> Exercise brief
Take the listing and print it in full, exactly as given.

> Provided records
+-------+

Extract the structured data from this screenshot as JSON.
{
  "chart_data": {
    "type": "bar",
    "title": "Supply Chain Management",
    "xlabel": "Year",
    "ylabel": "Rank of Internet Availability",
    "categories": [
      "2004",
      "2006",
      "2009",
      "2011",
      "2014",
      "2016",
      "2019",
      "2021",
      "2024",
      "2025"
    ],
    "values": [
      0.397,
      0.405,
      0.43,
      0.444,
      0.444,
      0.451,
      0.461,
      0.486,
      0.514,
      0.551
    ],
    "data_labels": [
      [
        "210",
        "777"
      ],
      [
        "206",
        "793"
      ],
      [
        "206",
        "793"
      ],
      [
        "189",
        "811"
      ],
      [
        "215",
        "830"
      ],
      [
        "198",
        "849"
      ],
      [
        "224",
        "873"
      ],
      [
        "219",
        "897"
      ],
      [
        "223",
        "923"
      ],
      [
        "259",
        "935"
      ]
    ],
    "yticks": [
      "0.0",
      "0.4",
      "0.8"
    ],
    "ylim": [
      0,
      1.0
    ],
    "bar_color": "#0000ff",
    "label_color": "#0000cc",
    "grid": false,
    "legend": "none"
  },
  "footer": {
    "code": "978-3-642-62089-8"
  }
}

+-------+

> Exercise result
Extract the structured data from this screenshot as JSON.
{
  "chart_data": {
    "type": "bar",
    "title": "Supply Chain Management",
    "xlabel": "Year",
    "ylabel": "Rank of Internet Availability",
    "categories": [
      "2004",
      "2006",
      "2009",
      "2011",
      "2014",
      "2016",
      "2019",
      "2021",
      "2024",
      "2025"
    ],
    "values": [
      0.397,
      0.405,
      0.43,
      0.444,
      0.444,
      0.451,
      0.461,
      0.486,
      0.514,
      0.551
    ],
    "data_labels": [
      [
        "210",
        "777"
      ],
      [
        "206",
        "793"
      ],
      [
        "206",
        "793"
      ],
      [
        "189",
        "811"
      ],
      [
        "215",
        "830"
      ],
      [
        "198",
        "849"
      ],
      [
        "224",
        "873"
      ],
      [
        "219",
        "897"
      ],
      [
        "223",
        "923"
      ],
      [
        "259",
        "935"
      ]
    ],
    "yticks": [
      "0.0",
      "0.4",
      "0.8"
    ],
    "ylim": [
      0,
      1.0
    ],
    "bar_color": "#0000ff",
    "label_color": "#0000cc",
    "grid": false,
    "legend": "none"
  },
  "footer": {
    "code": "978-3-642-62089-8"
  }
}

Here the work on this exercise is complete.